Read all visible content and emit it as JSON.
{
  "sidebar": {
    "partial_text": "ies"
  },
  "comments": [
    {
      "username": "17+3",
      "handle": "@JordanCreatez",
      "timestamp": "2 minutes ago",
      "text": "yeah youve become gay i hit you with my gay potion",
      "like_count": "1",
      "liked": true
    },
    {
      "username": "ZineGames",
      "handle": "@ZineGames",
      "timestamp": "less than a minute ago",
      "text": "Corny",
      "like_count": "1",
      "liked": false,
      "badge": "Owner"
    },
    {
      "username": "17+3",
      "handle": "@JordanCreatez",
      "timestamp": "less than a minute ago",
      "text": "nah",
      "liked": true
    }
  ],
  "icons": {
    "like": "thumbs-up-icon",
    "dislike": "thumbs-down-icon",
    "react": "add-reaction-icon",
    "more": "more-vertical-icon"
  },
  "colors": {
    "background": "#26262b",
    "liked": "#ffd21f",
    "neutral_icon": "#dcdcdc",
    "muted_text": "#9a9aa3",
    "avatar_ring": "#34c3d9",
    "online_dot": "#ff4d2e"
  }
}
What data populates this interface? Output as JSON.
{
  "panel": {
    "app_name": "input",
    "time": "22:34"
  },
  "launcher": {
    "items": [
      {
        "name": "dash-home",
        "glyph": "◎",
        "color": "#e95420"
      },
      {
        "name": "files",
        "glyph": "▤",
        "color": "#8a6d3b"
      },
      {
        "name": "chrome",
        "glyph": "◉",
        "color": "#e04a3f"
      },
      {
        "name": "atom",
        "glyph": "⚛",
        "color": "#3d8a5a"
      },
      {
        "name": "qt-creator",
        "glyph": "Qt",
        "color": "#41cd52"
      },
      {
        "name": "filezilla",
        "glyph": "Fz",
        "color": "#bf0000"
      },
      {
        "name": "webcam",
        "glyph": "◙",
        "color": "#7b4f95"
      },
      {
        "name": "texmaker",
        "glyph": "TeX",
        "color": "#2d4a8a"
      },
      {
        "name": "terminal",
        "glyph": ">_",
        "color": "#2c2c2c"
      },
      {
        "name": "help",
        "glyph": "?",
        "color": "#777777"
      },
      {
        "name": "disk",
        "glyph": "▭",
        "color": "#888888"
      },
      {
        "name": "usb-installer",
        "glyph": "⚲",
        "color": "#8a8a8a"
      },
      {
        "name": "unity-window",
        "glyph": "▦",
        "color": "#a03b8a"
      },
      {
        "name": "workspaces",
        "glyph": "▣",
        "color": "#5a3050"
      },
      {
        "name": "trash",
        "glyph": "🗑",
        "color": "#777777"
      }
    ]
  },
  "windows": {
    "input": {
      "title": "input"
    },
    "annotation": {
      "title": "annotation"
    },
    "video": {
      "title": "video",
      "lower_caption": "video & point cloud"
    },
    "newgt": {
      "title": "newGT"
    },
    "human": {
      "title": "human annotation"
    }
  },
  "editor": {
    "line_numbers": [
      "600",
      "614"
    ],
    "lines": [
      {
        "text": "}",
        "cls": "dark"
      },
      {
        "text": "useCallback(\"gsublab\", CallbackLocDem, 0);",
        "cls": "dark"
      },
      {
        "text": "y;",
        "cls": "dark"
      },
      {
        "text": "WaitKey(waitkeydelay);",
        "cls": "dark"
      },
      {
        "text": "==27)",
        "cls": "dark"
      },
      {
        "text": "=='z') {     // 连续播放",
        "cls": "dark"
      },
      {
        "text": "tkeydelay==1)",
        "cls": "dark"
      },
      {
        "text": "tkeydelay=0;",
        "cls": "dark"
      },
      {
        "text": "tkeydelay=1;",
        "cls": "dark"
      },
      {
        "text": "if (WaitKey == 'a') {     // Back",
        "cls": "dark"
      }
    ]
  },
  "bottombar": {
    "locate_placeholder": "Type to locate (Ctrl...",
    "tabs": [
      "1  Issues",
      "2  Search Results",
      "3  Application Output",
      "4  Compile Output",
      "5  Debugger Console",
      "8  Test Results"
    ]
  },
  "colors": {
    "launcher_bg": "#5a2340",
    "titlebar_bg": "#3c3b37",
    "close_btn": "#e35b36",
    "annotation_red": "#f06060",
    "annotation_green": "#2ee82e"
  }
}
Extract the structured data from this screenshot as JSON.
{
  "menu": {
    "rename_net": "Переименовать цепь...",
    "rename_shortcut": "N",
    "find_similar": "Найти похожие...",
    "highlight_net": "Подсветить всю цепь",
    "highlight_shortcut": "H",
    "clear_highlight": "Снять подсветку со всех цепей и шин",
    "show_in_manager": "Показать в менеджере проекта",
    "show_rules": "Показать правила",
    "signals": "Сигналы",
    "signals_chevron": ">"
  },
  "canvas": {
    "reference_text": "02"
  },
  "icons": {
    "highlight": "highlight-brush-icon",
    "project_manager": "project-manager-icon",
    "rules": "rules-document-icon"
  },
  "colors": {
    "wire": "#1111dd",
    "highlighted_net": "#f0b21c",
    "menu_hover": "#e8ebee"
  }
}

#### Instructions for the task:
Go through the records and print each one exactly.

#### Reply to the exercise:
Read all visible content and emit it as JSON.
{
  "sidebar": {
    "partial_text": "ies"
  },
  "comments": [
    {
      "username": "17+3",
      "handle": "@JordanCreatez",
      "timestamp": "2 minutes ago",
      "text": "yeah youve become gay i hit you with my gay potion",
      "like_count": "1",
      "liked": true
    },
    {
      "username": "ZineGames",
      "handle": "@ZineGames",
      "timestamp": "less than a minute ago",
      "text": "Corny",
      "like_count": "1",
      "liked": false,
      "badge": "Owner"
    },
    {
      "username": "17+3",
      "handle": "@JordanCreatez",
      "timestamp": "less than a minute ago",
      "text": "nah",
      "liked": true
    }
  ],
  "icons": {
    "like": "thumbs-up-icon",
    "dislike": "thumbs-down-icon",
    "react": "add-reaction-icon",
    "more": "more-vertical-icon"
  },
  "colors": {
    "background": "#26262b",
    "liked": "#ffd21f",
    "neutral_icon": "#dcdcdc",
    "muted_text": "#9a9aa3",
    "avatar_ring": "#34c3d9",
    "online_dot": "#ff4d2e"
  }
}
What data populates this interface? Output as JSON.
{
  "panel": {
    "app_name": "input",
    "time": "22:34"
  },
  "launcher": {
    "items": [
      {
        "name": "dash-home",
        "glyph": "◎",
        "color": "#e95420"
      },
      {
        "name": "files",
        "glyph": "▤",
        "color": "#8a6d3b"
      },
      {
        "name": "chrome",
        "glyph": "◉",
        "color": "#e04a3f"
      },
      {
        "name": "atom",
        "glyph": "⚛",
        "color": "#3d8a5a"
      },
      {
        "name": "qt-creator",
        "glyph": "Qt",
        "color": "#41cd52"
      },
      {
        "name": "filezilla",
        "glyph": "Fz",
        "color": "#bf0000"
      },
      {
        "name": "webcam",
        "glyph": "◙",
        "color": "#7b4f95"
      },
      {
        "name": "texmaker",
        "glyph": "TeX",
        "color": "#2d4a8a"
      },
      {
        "name": "terminal",
        "glyph": ">_",
        "color": "#2c2c2c"
      },
      {
        "name": "help",
        "glyph": "?",
        "color": "#777777"
      },
      {
        "name": "disk",
        "glyph": "▭",
        "color": "#888888"
      },
      {
        "name": "usb-installer",
        "glyph": "⚲",
        "color": "#8a8a8a"
      },
      {
        "name": "unity-window",
        "glyph": "▦",
        "color": "#a03b8a"
      },
      {
        "name": "workspaces",
        "glyph": "▣",
        "color": "#5a3050"
      },
      {
        "name": "trash",
        "glyph": "🗑",
        "color": "#777777"
      }
    ]
  },
  "windows": {
    "input": {
      "title": "input"
    },
    "annotation": {
      "title": "annotation"
    },
    "video": {
      "title": "video",
      "lower_caption": "video & point cloud"
    },
    "newgt": {
      "title": "newGT"
    },
    "human": {
      "title": "human annotation"
    }
  },
  "editor": {
    "line_numbers": [
      "600",
      "614"
    ],
    "lines": [
      {
        "text": "}",
        "cls": "dark"
      },
      {
        "text": "useCallback(\"gsublab\", CallbackLocDem, 0);",
        "cls": "dark"
      },
      {
        "text": "y;",
        "cls": "dark"
      },
      {
        "text": "WaitKey(waitkeydelay);",
        "cls": "dark"
      },
      {
        "text": "==27)",
        "cls": "dark"
      },
      {
        "text": "=='z') {     // 连续播放",
        "cls": "dark"
      },
      {
        "text": "tkeydelay==1)",
        "cls": "dark"
      },
      {
        "text": "tkeydelay=0;",
        "cls": "dark"
      },
      {
        "text": "tkeydelay=1;",
        "cls": "dark"
      },
      {
        "text": "if (WaitKey == 'a') {     // Back",
        "cls": "dark"
      }
    ]
  },
  "bottombar": {
    "locate_placeholder": "Type to locate (Ctrl...",
    "tabs": [
      "1  Issues",
      "2  Search Results",
      "3  Application Output",
      "4  Compile Output",
      "5  Debugger Console",
      "8  Test Results"
    ]
  },
  "colors": {
    "launcher_bg": "#5a2340",
    "titlebar_bg": "#3c3b37",
    "close_btn": "#e35b36",
    "annotation_red": "#f06060",
    "annotation_green": "#2ee82e"
  }
}
Extract the structured data from this screenshot as JSON.
{
  "menu": {
    "rename_net": "Переименовать цепь...",
    "rename_shortcut": "N",
    "find_similar": "Найти похожие...",
    "highlight_net": "Подсветить всю цепь",
    "highlight_shortcut": "H",
    "clear_highlight": "Снять подсветку со всех цепей и шин",
    "show_in_manager": "Показать в менеджере проекта",
    "show_rules": "Показать правила",
    "signals": "Сигналы",
    "signals_chevron": ">"
  },
  "canvas": {
    "reference_text": "02"
  },
  "icons": {
    "highlight": "highlight-brush-icon",
    "project_manager": "project-manager-icon",
    "rules": "rules-document-icon"
  },
  "colors": {
    "wire": "#1111dd",
    "highlighted_net": "#f0b21c",
    "menu_hover": "#e8ebee"
  }
}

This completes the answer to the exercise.